Restate the data word for word and leave the images out.

Start of TASK INPUTS

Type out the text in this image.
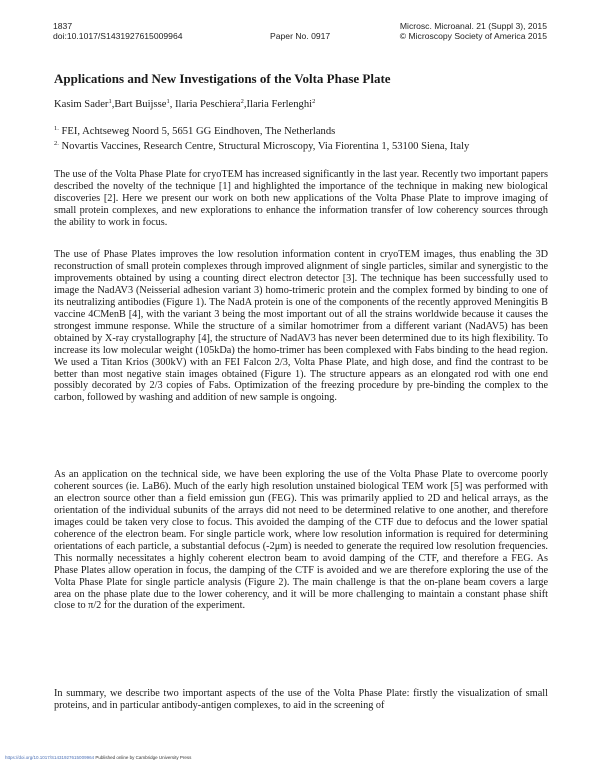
1837
doi:10.1017/S1431927615009964	Paper No. 0917
Microsc. Microanal. 21 (Suppl 3), 2015
© Microscopy Society of America 2015
Applications and New Investigations of the Volta Phase Plate
Kasim Sader$^1$,Bart Buijsse$^1$, Ilaria Peschiera$^2$,Ilaria Ferlenghi$^2$
$^{1.}$ FEI, Achtseweg Noord 5, 5651 GG Eindhoven, The Netherlands
$^{2.}$ Novartis Vaccines, Research Centre, Structural Microscopy, Via Fiorentina 1, 53100 Siena, Italy

The use of the Volta Phase Plate for cryoTEM has increased significantly in the last year. Recently two important papers described the novelty of the technique [1] and highlighted the importance of the technique in making new biological discoveries [2]. Here we present our work on both new applications of the Volta Phase Plate to improve imaging of small protein complexes, and new explorations to enhance the information transfer of low coherency sources through the ability to work in focus.

The use of Phase Plates improves the low resolution information content in cryoTEM images, thus enabling the 3D reconstruction of small protein complexes through improved alignment of single particles, similar and synergistic to the improvements obtained by using a counting direct electron detector [3]. The technique has been successfully used to image the NadAV3 (Neisserial adhesion variant 3) homo-trimeric protein and the complex formed by binding to one of its neutralizing antibodies (Figure 1). The NadA protein is one of the components of the recently approved Meningitis B vaccine 4CMenB [4], with the variant 3 being the most important out of all the strains worldwide because it causes the strongest immune response. While the structure of a similar homotrimer from a different variant (NadAV5) has been obtained by X-ray crystallography [4], the structure of NadAV3 has never been determined due to its high flexibility. To increase its low molecular weight (105kDa) the homo-trimer has been complexed with Fabs binding to the head region. We used a Titan Krios (300kV) with an FEI Falcon 2/3, Volta Phase Plate, and high dose, and find the contrast to be better than most negative stain images obtained (Figure 1). The structure appears as an elongated rod with one end possibly decorated by 2/3 copies of Fabs. Optimization of the freezing procedure by pre-binding the complex to the carbon, followed by washing and addition of new sample is ongoing.

As an application on the technical side, we have been exploring the use of the Volta Phase Plate to overcome poorly coherent sources (ie. LaB6). Much of the early high resolution unstained biological TEM work [5] was performed with an electron source other than a field emission gun (FEG). This was primarily applied to 2D and helical arrays, as the orientation of the individual subunits of the arrays did not need to be determined relative to one another, and therefore images could be taken very close to focus. This avoided the damping of the CTF due to defocus and the lower spatial coherence of the electron beam. For single particle work, where low resolution information is required for determining orientations of each particle, a substantial defocus (-2μm) is needed to generate the required low resolution frequencies. This normally necessitates a highly coherent electron beam to avoid damping of the CTF, and therefore a FEG. As Phase Plates allow operation in focus, the damping of the CTF is avoided and we are therefore exploring the use of the Volta Phase Plate for single particle analysis (Figure 2). The main challenge is that the on-plane beam covers a large area on the phase plate due to the lower coherency, and it will be more challenging to maintain a constant phase shift close to π/2 for the duration of the experiment.

In summary, we describe two important aspects of the use of the Volta Phase Plate: firstly the visualization of small proteins, and in particular antibody-antigen complexes, to aid in the screening of

https://doi.org/10.1017/S1431927615009964 Published online by Cambridge University Press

End of TASK INPUTS

● ANSWER BELOW
Type out the text in this image.
1837
doi:10.1017/S1431927615009964	Paper No. 0917
Microsc. Microanal. 21 (Suppl 3), 2015
© Microscopy Society of America 2015
Applications and New Investigations of the Volta Phase Plate
Kasim Sader$^1$,Bart Buijsse$^1$, Ilaria Peschiera$^2$,Ilaria Ferlenghi$^2$
$^{1.}$ FEI, Achtseweg Noord 5, 5651 GG Eindhoven, The Netherlands
$^{2.}$ Novartis Vaccines, Research Centre, Structural Microscopy, Via Fiorentina 1, 53100 Siena, Italy

The use of the Volta Phase Plate for cryoTEM has increased significantly in the last year. Recently two important papers described the novelty of the technique [1] and highlighted the importance of the technique in making new biological discoveries [2]. Here we present our work on both new applications of the Volta Phase Plate to improve imaging of small protein complexes, and new explorations to enhance the information transfer of low coherency sources through the ability to work in focus.

The use of Phase Plates improves the low resolution information content in cryoTEM images, thus enabling the 3D reconstruction of small protein complexes through improved alignment of single particles, similar and synergistic to the improvements obtained by using a counting direct electron detector [3]. The technique has been successfully used to image the NadAV3 (Neisserial adhesion variant 3) homo-trimeric protein and the complex formed by binding to one of its neutralizing antibodies (Figure 1). The NadA protein is one of the components of the recently approved Meningitis B vaccine 4CMenB [4], with the variant 3 being the most important out of all the strains worldwide because it causes the strongest immune response. While the structure of a similar homotrimer from a different variant (NadAV5) has been obtained by X-ray crystallography [4], the structure of NadAV3 has never been determined due to its high flexibility. To increase its low molecular weight (105kDa) the homo-trimer has been complexed with Fabs binding to the head region. We used a Titan Krios (300kV) with an FEI Falcon 2/3, Volta Phase Plate, and high dose, and find the contrast to be better than most negative stain images obtained (Figure 1). The structure appears as an elongated rod with one end possibly decorated by 2/3 copies of Fabs. Optimization of the freezing procedure by pre-binding the complex to the carbon, followed by washing and addition of new sample is ongoing.

As an application on the technical side, we have been exploring the use of the Volta Phase Plate to overcome poorly coherent sources (ie. LaB6). Much of the early high resolution unstained biological TEM work [5] was performed with an electron source other than a field emission gun (FEG). This was primarily applied to 2D and helical arrays, as the orientation of the individual subunits of the arrays did not need to be determined relative to one another, and therefore images could be taken very close to focus. This avoided the damping of the CTF due to defocus and the lower spatial coherence of the electron beam. For single particle work, where low resolution information is required for determining orientations of each particle, a substantial defocus (-2μm) is needed to generate the required low resolution frequencies. This normally necessitates a highly coherent electron beam to avoid damping of the CTF, and therefore a FEG. As Phase Plates allow operation in focus, the damping of the CTF is avoided and we are therefore exploring the use of the Volta Phase Plate for single particle analysis (Figure 2). The main challenge is that the on-plane beam covers a large area on the phase plate due to the lower coherency, and it will be more challenging to maintain a constant phase shift close to π/2 for the duration of the experiment.

In summary, we describe two important aspects of the use of the Volta Phase Plate: firstly the visualization of small proteins, and in particular antibody-antigen complexes, to aid in the screening of

https://doi.org/10.1017/S1431927615009964 Published online by Cambridge University Press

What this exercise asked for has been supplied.